* ROWS *
## start
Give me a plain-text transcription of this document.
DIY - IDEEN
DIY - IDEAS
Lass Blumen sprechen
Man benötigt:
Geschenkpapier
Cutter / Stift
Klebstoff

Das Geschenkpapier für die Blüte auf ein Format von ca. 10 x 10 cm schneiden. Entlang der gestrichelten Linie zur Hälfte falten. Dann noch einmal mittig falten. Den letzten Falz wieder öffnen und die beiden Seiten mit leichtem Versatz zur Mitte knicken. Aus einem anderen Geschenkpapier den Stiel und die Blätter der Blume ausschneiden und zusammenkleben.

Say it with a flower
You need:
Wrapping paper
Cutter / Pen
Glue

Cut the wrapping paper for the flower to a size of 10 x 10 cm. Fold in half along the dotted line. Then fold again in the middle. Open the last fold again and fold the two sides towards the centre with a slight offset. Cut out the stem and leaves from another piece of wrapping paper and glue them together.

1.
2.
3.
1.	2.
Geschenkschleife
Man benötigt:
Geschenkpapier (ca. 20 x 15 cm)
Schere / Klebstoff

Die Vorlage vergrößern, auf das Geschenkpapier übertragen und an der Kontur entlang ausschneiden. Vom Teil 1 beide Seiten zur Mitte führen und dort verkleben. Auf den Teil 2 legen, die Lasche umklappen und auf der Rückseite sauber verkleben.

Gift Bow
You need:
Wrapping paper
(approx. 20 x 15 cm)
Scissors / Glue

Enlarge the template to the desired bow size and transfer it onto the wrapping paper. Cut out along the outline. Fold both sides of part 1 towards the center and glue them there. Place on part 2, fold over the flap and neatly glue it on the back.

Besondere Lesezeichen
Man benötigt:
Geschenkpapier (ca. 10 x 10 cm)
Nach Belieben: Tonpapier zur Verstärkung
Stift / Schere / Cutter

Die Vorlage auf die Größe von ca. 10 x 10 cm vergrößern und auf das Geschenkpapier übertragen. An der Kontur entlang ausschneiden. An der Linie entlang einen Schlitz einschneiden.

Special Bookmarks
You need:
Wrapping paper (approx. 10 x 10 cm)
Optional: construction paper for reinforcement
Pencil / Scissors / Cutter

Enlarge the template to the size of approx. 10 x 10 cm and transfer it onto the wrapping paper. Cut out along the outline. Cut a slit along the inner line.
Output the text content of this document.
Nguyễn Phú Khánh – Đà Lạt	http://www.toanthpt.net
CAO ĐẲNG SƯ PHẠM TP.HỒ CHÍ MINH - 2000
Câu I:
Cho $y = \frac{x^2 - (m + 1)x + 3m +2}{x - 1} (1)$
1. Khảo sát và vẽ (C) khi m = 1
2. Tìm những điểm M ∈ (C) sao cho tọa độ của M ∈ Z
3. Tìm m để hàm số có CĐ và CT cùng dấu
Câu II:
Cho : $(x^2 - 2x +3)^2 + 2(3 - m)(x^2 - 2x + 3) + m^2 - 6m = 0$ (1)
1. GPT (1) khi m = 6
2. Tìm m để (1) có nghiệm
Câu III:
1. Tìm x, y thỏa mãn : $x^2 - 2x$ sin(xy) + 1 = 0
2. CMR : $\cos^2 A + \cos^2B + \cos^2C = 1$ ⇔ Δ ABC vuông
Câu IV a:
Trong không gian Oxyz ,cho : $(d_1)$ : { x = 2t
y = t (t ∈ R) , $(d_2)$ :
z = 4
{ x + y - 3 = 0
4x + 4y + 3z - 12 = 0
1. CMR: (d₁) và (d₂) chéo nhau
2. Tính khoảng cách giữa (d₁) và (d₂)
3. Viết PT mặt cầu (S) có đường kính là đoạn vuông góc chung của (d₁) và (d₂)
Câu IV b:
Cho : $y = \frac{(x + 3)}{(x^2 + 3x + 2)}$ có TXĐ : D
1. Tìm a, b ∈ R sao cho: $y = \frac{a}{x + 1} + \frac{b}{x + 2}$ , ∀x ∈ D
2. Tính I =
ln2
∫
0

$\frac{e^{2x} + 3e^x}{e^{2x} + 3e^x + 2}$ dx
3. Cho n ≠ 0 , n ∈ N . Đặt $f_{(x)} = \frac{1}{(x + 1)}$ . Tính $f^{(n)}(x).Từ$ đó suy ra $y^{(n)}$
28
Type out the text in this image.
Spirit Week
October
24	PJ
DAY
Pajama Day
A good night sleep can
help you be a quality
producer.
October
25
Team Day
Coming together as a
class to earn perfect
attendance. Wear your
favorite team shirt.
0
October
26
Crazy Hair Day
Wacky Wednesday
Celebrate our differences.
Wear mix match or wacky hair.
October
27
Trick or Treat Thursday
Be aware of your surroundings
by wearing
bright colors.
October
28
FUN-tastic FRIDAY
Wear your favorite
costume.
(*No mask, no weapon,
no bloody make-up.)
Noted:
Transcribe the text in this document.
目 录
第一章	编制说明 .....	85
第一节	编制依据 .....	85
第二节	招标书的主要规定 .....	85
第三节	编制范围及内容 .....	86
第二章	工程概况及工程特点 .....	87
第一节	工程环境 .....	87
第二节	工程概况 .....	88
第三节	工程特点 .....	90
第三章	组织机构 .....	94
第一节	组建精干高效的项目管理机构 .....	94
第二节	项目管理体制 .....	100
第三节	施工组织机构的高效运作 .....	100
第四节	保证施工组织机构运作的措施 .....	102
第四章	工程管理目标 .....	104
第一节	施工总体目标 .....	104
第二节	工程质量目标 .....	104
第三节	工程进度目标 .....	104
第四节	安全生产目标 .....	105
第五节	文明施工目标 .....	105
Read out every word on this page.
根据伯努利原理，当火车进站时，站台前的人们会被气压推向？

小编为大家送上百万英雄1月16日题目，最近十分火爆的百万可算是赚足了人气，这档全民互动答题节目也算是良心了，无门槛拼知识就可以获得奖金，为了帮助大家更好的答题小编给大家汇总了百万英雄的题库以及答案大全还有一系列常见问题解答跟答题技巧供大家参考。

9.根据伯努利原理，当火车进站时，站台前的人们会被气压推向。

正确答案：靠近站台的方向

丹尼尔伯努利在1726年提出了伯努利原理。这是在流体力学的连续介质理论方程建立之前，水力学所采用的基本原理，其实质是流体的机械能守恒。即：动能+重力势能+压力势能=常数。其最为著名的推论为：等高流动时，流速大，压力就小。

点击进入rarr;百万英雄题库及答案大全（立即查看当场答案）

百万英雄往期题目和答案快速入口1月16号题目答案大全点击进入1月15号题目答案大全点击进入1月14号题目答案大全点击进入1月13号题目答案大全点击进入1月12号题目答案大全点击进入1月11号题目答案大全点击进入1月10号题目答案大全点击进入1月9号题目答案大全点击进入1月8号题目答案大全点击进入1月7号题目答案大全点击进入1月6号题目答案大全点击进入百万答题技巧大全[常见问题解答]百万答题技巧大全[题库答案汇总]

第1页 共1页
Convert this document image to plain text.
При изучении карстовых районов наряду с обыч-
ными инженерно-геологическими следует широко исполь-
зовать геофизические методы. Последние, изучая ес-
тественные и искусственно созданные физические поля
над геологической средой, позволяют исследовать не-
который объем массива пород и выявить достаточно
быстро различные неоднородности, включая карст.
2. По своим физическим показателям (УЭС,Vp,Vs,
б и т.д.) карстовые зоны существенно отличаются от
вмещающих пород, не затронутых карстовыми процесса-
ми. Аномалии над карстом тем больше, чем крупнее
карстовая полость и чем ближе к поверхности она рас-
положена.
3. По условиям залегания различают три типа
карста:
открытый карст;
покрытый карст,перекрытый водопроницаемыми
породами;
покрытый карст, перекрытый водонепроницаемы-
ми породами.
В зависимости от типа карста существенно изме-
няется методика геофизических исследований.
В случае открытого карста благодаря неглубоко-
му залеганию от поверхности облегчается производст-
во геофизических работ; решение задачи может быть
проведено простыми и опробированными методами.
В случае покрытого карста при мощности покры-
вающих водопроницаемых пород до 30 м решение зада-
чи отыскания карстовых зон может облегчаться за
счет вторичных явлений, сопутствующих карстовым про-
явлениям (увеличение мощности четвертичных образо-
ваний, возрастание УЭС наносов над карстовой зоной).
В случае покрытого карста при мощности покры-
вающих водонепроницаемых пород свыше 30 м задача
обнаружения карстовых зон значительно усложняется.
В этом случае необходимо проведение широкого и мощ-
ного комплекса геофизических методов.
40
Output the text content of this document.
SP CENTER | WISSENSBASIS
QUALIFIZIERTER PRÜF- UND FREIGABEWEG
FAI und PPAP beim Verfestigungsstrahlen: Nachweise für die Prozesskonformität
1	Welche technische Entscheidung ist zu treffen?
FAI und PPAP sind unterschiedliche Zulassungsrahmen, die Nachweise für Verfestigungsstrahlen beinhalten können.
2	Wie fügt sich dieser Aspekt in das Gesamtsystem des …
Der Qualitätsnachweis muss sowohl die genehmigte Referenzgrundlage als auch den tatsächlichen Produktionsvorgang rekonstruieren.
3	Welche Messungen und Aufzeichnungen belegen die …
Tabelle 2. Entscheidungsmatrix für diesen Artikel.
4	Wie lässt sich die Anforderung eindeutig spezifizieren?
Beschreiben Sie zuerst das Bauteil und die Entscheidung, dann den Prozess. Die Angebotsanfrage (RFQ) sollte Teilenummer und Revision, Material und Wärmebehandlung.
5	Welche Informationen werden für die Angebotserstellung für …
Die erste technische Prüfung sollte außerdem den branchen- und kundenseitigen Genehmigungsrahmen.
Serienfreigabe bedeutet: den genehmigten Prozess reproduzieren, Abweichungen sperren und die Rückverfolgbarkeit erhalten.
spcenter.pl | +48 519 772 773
## end
For the listing above, identify each line bearing "может".

во геофизических работ; решение задачи может быть
чи отыскания карстовых зон может облегчаться за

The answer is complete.